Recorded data
-- Begin --

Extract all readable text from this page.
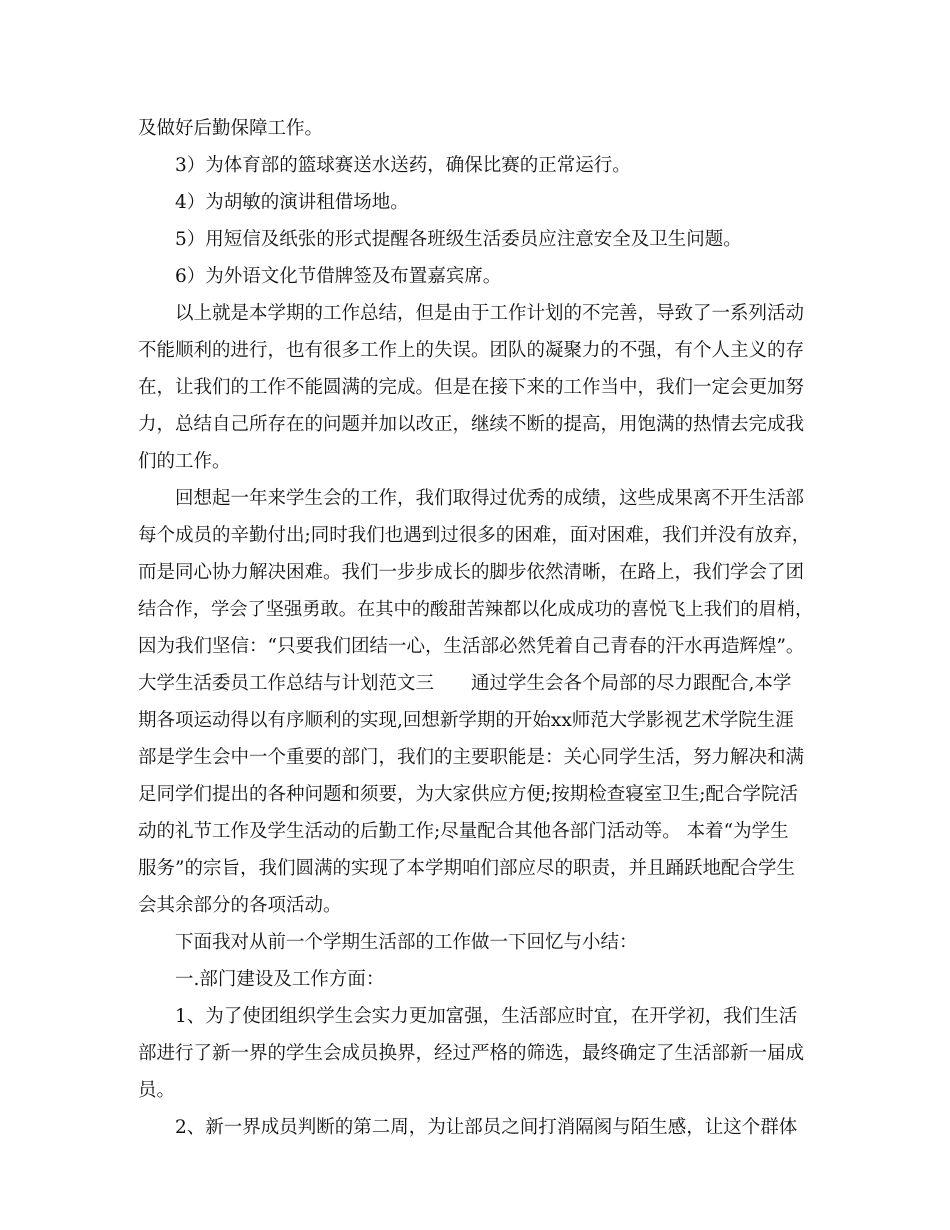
及做好后勤保障工作。
3）为体育部的篮球赛送水送药，确保比赛的正常运行。
4）为胡敏的演讲租借场地。
5）用短信及纸张的形式提醒各班级生活委员应注意安全及卫生问题。
6）为外语文化节借牌签及布置嘉宾席。
以上就是本学期的工作总结，但是由于工作计划的不完善，导致了一系列活动
不能顺利的进行，也有很多工作上的失误。团队的凝聚力的不强，有个人主义的存
在，让我们的工作不能圆满的完成。但是在接下来的工作当中，我们一定会更加努
力，总结自己所存在的问题并加以改正，继续不断的提高，用饱满的热情去完成我
们的工作。
回想起一年来学生会的工作，我们取得过优秀的成绩，这些成果离不开生活部
每个成员的辛勤付出;同时我们也遇到过很多的困难，面对困难，我们并没有放弃，
而是同心协力解决困难。我们一步步成长的脚步依然清晰，在路上，我们学会了团
结合作，学会了坚强勇敢。在其中的酸甜苦辣都以化成成功的喜悦飞上我们的眉梢，
因为我们坚信：“只要我们团结一心，生活部必然凭着自己青春的汗水再造辉煌”。
大学生活委员工作总结与计划范文三　　通过学生会各个局部的尽力跟配合,本学
期各项运动得以有序顺利的实现,回想新学期的开始xx师范大学影视艺术学院生涯
部是学生会中一个重要的部门，我们的主要职能是：关心同学生活，努力解决和满
足同学们提出的各种问题和须要，为大家供应方便;按期检查寝室卫生;配合学院活
动的礼节工作及学生活动的后勤工作;尽量配合其他各部门活动等。 本着“为学生
服务”的宗旨，我们圆满的实现了本学期咱们部应尽的职责，并且踊跃地配合学生
会其余部分的各项活动。
下面我对从前一个学期生活部的工作做一下回忆与小结：
一.部门建设及工作方面：
1、为了使团组织学生会实力更加富强，生活部应时宜，在开学初，我们生活
部进行了新一界的学生会成员换界，经过严格的筛选，最终确定了生活部新一届成
员。
2、新一界成员判断的第二周，为让部员之间打消隔阂与陌生感，让这个群体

-- End --

WORK TO DO => Output all of the records exactly as they appear above, but not the pictures.

CORRECT OUTPUT =>
Extract all readable text from this page.
及做好后勤保障工作。
3）为体育部的篮球赛送水送药，确保比赛的正常运行。
4）为胡敏的演讲租借场地。
5）用短信及纸张的形式提醒各班级生活委员应注意安全及卫生问题。
6）为外语文化节借牌签及布置嘉宾席。
以上就是本学期的工作总结，但是由于工作计划的不完善，导致了一系列活动
不能顺利的进行，也有很多工作上的失误。团队的凝聚力的不强，有个人主义的存
在，让我们的工作不能圆满的完成。但是在接下来的工作当中，我们一定会更加努
力，总结自己所存在的问题并加以改正，继续不断的提高，用饱满的热情去完成我
们的工作。
回想起一年来学生会的工作，我们取得过优秀的成绩，这些成果离不开生活部
每个成员的辛勤付出;同时我们也遇到过很多的困难，面对困难，我们并没有放弃，
而是同心协力解决困难。我们一步步成长的脚步依然清晰，在路上，我们学会了团
结合作，学会了坚强勇敢。在其中的酸甜苦辣都以化成成功的喜悦飞上我们的眉梢，
因为我们坚信：“只要我们团结一心，生活部必然凭着自己青春的汗水再造辉煌”。
大学生活委员工作总结与计划范文三　　通过学生会各个局部的尽力跟配合,本学
期各项运动得以有序顺利的实现,回想新学期的开始xx师范大学影视艺术学院生涯
部是学生会中一个重要的部门，我们的主要职能是：关心同学生活，努力解决和满
足同学们提出的各种问题和须要，为大家供应方便;按期检查寝室卫生;配合学院活
动的礼节工作及学生活动的后勤工作;尽量配合其他各部门活动等。 本着“为学生
服务”的宗旨，我们圆满的实现了本学期咱们部应尽的职责，并且踊跃地配合学生
会其余部分的各项活动。
下面我对从前一个学期生活部的工作做一下回忆与小结：
一.部门建设及工作方面：
1、为了使团组织学生会实力更加富强，生活部应时宜，在开学初，我们生活
部进行了新一界的学生会成员换界，经过严格的筛选，最终确定了生活部新一届成
员。
2、新一界成员判断的第二周，为让部员之间打消隔阂与陌生感，让这个群体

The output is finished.